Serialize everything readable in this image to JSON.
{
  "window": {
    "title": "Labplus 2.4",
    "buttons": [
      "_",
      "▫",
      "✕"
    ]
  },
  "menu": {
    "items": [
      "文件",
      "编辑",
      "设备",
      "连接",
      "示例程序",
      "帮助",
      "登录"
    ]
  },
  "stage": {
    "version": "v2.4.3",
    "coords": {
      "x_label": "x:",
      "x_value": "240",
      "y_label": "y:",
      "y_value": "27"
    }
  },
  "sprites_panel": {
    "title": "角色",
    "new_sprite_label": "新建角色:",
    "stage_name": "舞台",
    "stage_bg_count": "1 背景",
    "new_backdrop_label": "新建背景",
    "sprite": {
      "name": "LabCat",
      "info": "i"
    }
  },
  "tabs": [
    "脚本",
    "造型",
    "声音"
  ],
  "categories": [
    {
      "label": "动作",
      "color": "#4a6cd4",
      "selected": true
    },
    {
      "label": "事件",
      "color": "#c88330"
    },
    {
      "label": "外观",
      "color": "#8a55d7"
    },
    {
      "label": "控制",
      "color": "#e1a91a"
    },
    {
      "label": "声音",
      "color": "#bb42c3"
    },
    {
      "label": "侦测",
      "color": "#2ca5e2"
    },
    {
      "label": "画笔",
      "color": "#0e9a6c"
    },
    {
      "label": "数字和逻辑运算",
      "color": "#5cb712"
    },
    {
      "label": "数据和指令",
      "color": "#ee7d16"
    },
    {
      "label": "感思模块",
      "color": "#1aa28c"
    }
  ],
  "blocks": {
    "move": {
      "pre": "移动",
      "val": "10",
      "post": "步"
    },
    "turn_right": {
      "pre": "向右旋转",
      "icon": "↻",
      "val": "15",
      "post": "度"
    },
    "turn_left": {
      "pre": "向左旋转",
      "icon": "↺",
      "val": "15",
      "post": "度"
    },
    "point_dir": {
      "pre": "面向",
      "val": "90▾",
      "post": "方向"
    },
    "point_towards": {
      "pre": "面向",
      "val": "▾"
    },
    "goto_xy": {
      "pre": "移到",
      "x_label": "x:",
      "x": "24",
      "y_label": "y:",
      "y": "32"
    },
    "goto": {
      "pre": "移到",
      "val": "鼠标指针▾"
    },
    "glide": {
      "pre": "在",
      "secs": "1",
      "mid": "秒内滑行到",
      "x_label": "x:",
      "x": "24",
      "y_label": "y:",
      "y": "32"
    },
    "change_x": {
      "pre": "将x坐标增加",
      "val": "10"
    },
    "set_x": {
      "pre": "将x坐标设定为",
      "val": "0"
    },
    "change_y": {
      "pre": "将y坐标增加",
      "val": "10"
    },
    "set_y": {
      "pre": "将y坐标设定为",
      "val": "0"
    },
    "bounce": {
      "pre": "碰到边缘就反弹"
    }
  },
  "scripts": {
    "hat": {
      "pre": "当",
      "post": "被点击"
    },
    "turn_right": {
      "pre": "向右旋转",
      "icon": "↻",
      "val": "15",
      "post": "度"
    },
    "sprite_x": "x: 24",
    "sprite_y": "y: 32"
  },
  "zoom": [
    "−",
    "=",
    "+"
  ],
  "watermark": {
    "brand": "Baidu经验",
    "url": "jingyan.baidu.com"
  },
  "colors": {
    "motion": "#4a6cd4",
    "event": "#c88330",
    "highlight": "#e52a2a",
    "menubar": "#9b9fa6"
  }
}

Goal of the exercise
Return each line of the data exactly as written above.

Written reply
Serialize everything readable in this image to JSON.
{
  "window": {
    "title": "Labplus 2.4",
    "buttons": [
      "_",
      "▫",
      "✕"
    ]
  },
  "menu": {
    "items": [
      "文件",
      "编辑",
      "设备",
      "连接",
      "示例程序",
      "帮助",
      "登录"
    ]
  },
  "stage": {
    "version": "v2.4.3",
    "coords": {
      "x_label": "x:",
      "x_value": "240",
      "y_label": "y:",
      "y_value": "27"
    }
  },
  "sprites_panel": {
    "title": "角色",
    "new_sprite_label": "新建角色:",
    "stage_name": "舞台",
    "stage_bg_count": "1 背景",
    "new_backdrop_label": "新建背景",
    "sprite": {
      "name": "LabCat",
      "info": "i"
    }
  },
  "tabs": [
    "脚本",
    "造型",
    "声音"
  ],
  "categories": [
    {
      "label": "动作",
      "color": "#4a6cd4",
      "selected": true
    },
    {
      "label": "事件",
      "color": "#c88330"
    },
    {
      "label": "外观",
      "color": "#8a55d7"
    },
    {
      "label": "控制",
      "color": "#e1a91a"
    },
    {
      "label": "声音",
      "color": "#bb42c3"
    },
    {
      "label": "侦测",
      "color": "#2ca5e2"
    },
    {
      "label": "画笔",
      "color": "#0e9a6c"
    },
    {
      "label": "数字和逻辑运算",
      "color": "#5cb712"
    },
    {
      "label": "数据和指令",
      "color": "#ee7d16"
    },
    {
      "label": "感思模块",
      "color": "#1aa28c"
    }
  ],
  "blocks": {
    "move": {
      "pre": "移动",
      "val": "10",
      "post": "步"
    },
    "turn_right": {
      "pre": "向右旋转",
      "icon": "↻",
      "val": "15",
      "post": "度"
    },
    "turn_left": {
      "pre": "向左旋转",
      "icon": "↺",
      "val": "15",
      "post": "度"
    },
    "point_dir": {
      "pre": "面向",
      "val": "90▾",
      "post": "方向"
    },
    "point_towards": {
      "pre": "面向",
      "val": "▾"
    },
    "goto_xy": {
      "pre": "移到",
      "x_label": "x:",
      "x": "24",
      "y_label": "y:",
      "y": "32"
    },
    "goto": {
      "pre": "移到",
      "val": "鼠标指针▾"
    },
    "glide": {
      "pre": "在",
      "secs": "1",
      "mid": "秒内滑行到",
      "x_label": "x:",
      "x": "24",
      "y_label": "y:",
      "y": "32"
    },
    "change_x": {
      "pre": "将x坐标增加",
      "val": "10"
    },
    "set_x": {
      "pre": "将x坐标设定为",
      "val": "0"
    },
    "change_y": {
      "pre": "将y坐标增加",
      "val": "10"
    },
    "set_y": {
      "pre": "将y坐标设定为",
      "val": "0"
    },
    "bounce": {
      "pre": "碰到边缘就反弹"
    }
  },
  "scripts": {
    "hat": {
      "pre": "当",
      "post": "被点击"
    },
    "turn_right": {
      "pre": "向右旋转",
      "icon": "↻",
      "val": "15",
      "post": "度"
    },
    "sprite_x": "x: 24",
    "sprite_y": "y: 32"
  },
  "zoom": [
    "−",
    "=",
    "+"
  ],
  "watermark": {
    "brand": "Baidu经验",
    "url": "jingyan.baidu.com"
  },
  "colors": {
    "motion": "#4a6cd4",
    "event": "#c88330",
    "highlight": "#e52a2a",
    "menubar": "#9b9fa6"
  }
}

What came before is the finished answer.